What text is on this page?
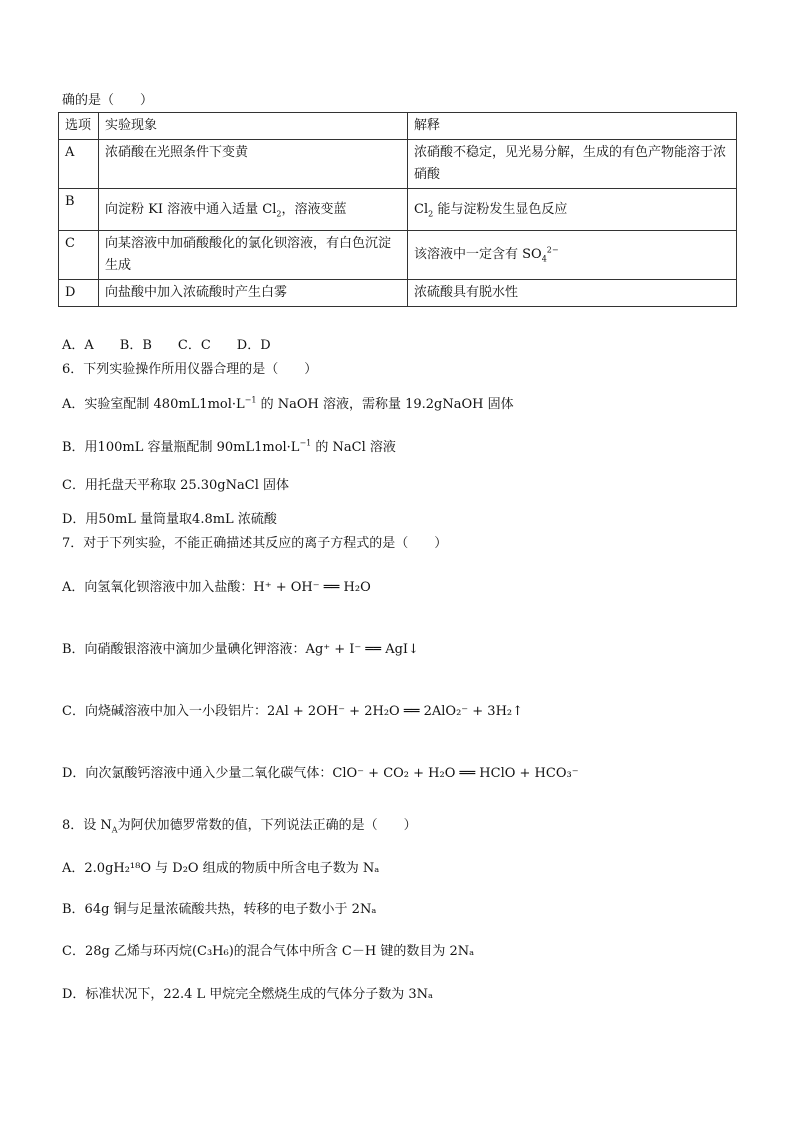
确的是（　　）
选项	实验现象	解释
A	浓硝酸在光照条件下变黄	浓硝酸不稳定，见光易分解，生成的有色产物能溶于浓硝酸
B	向淀粉 KI 溶液中通入适量 $Cl_2$，溶液变蓝	$Cl_2$ 能与淀粉发生显色反应
C	向某溶液中加硝酸酸化的氯化钡溶液，有白色沉淀生成	该溶液中一定含有 $SO_4^{2-}$
D	向盐酸中加入浓硫酸时产生白雾	浓硫酸具有脱水性
A．A　　B．B　　C．C　　D．D
6．下列实验操作所用仪器合理的是（　　）
A．实验室配制 $480mL1mol\cdot L^{-1}$ 的 NaOH 溶液，需称量 19.2gNaOH 固体
B．用100mL 容量瓶配制 $90mL1mol\cdot L^{-1}$ 的 NaCl 溶液
C．用托盘天平称取 25.30gNaCl 固体
D．用50mL 量筒量取4.8mL 浓硫酸
7．对于下列实验，不能正确描述其反应的离子方程式的是（　　）
A．向氢氧化钡溶液中加入盐酸：H⁺ + OH⁻ ══ H₂O
B．向硝酸银溶液中滴加少量碘化钾溶液：Ag⁺ + I⁻ ══ AgI↓
C．向烧碱溶液中加入一小段铝片：2Al + 2OH⁻ + 2H₂O ══ 2AlO₂⁻ + 3H₂↑
D．向次氯酸钙溶液中通入少量二氧化碳气体：ClO⁻ + CO₂ + H₂O ══ HClO + HCO₃⁻
8．设 $N_A$为阿伏加德罗常数的值，下列说法正确的是（　　）
A．2.0gH₂¹⁸O 与 D₂O 组成的物质中所含电子数为 Nₐ
B．64g 铜与足量浓硫酸共热，转移的电子数小于 2Nₐ
C．28g 乙烯与环丙烷(C₃H₆)的混合气体中所含 C－H 键的数目为 2Nₐ
D．标准状况下，22.4 L 甲烷完全燃烧生成的气体分子数为 3Nₐ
◆ ◆ ◆ ◆
[What the task requires]
Copy the material above exactly and drop the pictures.

[Full response]
What text is on this page?
确的是（　　）
选项	实验现象	解释
A	浓硝酸在光照条件下变黄	浓硝酸不稳定，见光易分解，生成的有色产物能溶于浓硝酸
B	向淀粉 KI 溶液中通入适量 $Cl_2$，溶液变蓝	$Cl_2$ 能与淀粉发生显色反应
C	向某溶液中加硝酸酸化的氯化钡溶液，有白色沉淀生成	该溶液中一定含有 $SO_4^{2-}$
D	向盐酸中加入浓硫酸时产生白雾	浓硫酸具有脱水性
A．A　　B．B　　C．C　　D．D
6．下列实验操作所用仪器合理的是（　　）
A．实验室配制 $480mL1mol\cdot L^{-1}$ 的 NaOH 溶液，需称量 19.2gNaOH 固体
B．用100mL 容量瓶配制 $90mL1mol\cdot L^{-1}$ 的 NaCl 溶液
C．用托盘天平称取 25.30gNaCl 固体
D．用50mL 量筒量取4.8mL 浓硫酸
7．对于下列实验，不能正确描述其反应的离子方程式的是（　　）
A．向氢氧化钡溶液中加入盐酸：H⁺ + OH⁻ ══ H₂O
B．向硝酸银溶液中滴加少量碘化钾溶液：Ag⁺ + I⁻ ══ AgI↓
C．向烧碱溶液中加入一小段铝片：2Al + 2OH⁻ + 2H₂O ══ 2AlO₂⁻ + 3H₂↑
D．向次氯酸钙溶液中通入少量二氧化碳气体：ClO⁻ + CO₂ + H₂O ══ HClO + HCO₃⁻
8．设 $N_A$为阿伏加德罗常数的值，下列说法正确的是（　　）
A．2.0gH₂¹⁸O 与 D₂O 组成的物质中所含电子数为 Nₐ
B．64g 铜与足量浓硫酸共热，转移的电子数小于 2Nₐ
C．28g 乙烯与环丙烷(C₃H₆)的混合气体中所含 C－H 键的数目为 2Nₐ
D．标准状况下，22.4 L 甲烷完全燃烧生成的气体分子数为 3Nₐ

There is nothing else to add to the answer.